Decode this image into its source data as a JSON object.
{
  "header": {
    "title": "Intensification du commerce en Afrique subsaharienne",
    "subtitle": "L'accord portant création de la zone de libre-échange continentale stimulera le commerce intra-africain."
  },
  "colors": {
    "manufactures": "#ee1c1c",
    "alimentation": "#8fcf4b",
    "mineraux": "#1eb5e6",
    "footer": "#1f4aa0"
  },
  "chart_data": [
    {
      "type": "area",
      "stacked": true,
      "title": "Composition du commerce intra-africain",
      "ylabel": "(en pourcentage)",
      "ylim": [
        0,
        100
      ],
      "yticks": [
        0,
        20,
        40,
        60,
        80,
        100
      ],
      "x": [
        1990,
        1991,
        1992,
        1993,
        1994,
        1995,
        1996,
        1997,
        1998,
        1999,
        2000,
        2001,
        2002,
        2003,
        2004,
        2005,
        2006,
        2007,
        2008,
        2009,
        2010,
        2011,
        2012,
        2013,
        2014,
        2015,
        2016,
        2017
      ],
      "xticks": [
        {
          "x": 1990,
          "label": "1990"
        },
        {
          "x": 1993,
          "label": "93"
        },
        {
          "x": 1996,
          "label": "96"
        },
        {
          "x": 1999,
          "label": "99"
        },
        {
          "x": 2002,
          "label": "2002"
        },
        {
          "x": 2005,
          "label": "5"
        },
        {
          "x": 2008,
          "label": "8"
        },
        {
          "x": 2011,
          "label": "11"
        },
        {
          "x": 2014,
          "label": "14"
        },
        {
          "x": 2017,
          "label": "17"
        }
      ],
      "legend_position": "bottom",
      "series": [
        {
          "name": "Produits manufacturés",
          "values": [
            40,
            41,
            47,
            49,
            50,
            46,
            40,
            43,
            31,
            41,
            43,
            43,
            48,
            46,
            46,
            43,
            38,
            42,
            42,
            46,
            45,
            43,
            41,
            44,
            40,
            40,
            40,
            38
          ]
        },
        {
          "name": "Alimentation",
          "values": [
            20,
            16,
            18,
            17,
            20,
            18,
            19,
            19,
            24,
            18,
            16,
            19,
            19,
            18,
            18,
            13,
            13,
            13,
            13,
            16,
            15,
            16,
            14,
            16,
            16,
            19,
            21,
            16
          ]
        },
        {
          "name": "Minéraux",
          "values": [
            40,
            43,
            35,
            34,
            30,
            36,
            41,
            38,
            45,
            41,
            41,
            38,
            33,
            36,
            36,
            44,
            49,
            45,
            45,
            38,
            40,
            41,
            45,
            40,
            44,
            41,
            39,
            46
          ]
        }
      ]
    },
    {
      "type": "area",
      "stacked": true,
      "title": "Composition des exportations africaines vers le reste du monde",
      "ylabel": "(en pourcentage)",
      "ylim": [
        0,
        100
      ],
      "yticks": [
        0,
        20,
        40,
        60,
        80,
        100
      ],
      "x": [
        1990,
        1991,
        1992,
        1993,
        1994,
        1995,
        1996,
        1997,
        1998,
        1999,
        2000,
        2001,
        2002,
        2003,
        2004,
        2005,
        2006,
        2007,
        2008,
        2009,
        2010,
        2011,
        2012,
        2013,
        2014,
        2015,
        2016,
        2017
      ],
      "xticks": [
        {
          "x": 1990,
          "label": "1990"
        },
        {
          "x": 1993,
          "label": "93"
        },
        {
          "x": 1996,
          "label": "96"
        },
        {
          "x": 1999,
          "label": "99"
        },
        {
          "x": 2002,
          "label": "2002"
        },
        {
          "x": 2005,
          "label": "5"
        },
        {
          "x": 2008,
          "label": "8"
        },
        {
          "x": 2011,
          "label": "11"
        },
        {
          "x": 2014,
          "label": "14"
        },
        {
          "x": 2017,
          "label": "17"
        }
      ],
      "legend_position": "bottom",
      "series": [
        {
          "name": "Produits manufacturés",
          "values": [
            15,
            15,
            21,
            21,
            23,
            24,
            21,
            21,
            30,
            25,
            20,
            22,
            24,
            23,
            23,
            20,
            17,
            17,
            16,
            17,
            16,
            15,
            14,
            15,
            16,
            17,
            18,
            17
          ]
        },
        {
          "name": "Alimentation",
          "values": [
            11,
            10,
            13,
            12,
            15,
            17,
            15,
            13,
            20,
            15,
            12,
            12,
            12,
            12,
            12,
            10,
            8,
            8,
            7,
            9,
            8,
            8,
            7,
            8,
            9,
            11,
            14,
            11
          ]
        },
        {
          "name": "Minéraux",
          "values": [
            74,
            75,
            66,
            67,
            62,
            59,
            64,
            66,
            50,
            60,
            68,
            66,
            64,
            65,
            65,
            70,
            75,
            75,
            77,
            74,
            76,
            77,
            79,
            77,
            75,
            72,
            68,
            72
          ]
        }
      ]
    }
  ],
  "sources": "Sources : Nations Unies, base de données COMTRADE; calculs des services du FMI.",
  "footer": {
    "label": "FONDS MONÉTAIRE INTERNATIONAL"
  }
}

...

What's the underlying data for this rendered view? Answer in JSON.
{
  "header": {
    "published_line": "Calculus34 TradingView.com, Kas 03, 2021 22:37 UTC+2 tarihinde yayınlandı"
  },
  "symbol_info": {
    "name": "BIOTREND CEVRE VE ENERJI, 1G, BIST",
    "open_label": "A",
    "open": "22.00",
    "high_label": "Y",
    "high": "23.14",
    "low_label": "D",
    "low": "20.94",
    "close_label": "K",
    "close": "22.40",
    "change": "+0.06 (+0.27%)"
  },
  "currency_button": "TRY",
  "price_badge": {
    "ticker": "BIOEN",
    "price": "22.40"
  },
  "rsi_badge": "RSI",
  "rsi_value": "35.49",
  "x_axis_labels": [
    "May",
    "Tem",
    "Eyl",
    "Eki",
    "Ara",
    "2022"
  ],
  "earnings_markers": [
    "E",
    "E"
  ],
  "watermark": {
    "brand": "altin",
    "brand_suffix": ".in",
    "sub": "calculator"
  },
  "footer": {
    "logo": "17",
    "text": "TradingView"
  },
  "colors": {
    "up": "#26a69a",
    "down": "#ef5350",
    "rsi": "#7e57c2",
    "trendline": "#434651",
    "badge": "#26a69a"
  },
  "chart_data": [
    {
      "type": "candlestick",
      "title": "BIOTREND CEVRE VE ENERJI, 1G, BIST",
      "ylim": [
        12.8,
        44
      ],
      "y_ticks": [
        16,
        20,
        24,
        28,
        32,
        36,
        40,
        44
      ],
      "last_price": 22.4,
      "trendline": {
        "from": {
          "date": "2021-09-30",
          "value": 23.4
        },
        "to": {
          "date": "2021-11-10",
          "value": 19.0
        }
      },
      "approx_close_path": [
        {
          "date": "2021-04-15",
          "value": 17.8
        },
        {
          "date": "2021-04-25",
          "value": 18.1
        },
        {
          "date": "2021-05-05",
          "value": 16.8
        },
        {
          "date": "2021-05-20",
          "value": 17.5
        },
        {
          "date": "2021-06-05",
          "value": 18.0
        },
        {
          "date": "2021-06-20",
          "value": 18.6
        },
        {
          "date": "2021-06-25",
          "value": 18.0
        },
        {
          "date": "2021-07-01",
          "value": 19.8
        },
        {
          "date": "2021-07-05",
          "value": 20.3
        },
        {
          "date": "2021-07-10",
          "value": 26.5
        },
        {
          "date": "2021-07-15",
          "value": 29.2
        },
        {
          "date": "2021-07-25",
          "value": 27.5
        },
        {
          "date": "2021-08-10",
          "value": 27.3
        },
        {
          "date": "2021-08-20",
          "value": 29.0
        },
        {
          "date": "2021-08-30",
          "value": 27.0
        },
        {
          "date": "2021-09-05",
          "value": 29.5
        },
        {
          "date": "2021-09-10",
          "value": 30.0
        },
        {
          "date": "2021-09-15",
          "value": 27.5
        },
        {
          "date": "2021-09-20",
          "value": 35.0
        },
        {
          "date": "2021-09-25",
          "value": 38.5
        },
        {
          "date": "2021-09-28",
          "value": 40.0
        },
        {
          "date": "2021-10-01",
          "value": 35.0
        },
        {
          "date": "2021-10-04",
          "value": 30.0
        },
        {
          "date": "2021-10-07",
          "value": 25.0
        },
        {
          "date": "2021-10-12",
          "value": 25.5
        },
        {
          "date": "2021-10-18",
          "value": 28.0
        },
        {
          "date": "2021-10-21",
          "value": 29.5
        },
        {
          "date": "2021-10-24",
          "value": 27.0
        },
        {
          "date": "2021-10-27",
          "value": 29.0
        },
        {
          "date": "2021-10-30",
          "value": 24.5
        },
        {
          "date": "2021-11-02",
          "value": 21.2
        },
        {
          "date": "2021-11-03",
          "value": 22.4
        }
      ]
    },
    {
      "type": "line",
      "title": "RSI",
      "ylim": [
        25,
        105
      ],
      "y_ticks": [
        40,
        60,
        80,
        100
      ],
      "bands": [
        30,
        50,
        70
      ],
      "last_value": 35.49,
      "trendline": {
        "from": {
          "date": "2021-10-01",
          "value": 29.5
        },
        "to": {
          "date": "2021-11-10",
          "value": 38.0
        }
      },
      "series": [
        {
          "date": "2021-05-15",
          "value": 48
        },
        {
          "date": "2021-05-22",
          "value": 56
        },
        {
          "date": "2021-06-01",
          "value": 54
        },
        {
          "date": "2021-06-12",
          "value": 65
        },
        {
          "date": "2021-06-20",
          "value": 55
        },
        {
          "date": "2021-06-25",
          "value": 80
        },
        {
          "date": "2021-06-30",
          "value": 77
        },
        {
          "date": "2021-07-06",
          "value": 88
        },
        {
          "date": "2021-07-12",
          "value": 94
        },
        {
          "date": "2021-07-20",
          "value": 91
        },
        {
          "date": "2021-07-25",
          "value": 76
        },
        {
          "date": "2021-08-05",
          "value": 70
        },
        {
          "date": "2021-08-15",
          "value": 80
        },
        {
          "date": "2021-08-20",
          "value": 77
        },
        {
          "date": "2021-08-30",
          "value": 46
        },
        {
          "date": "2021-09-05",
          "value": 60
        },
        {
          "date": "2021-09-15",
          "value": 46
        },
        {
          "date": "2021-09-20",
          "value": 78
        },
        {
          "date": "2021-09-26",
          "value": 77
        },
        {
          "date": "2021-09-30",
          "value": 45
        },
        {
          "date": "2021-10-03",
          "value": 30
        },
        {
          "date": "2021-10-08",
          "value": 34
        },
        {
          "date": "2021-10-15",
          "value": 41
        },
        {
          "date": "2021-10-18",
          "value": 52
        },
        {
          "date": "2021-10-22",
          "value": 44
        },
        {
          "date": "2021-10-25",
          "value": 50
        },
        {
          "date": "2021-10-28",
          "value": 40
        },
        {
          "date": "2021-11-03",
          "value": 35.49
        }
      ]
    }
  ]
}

» **To do**
Report all lines of the data above that include the string "ENERJI".

» **Full solution**
    "name": "BIOTREND CEVRE VE ENERJI, 1G, BIST",
      "title": "BIOTREND CEVRE VE ENERJI, 1G, BIST",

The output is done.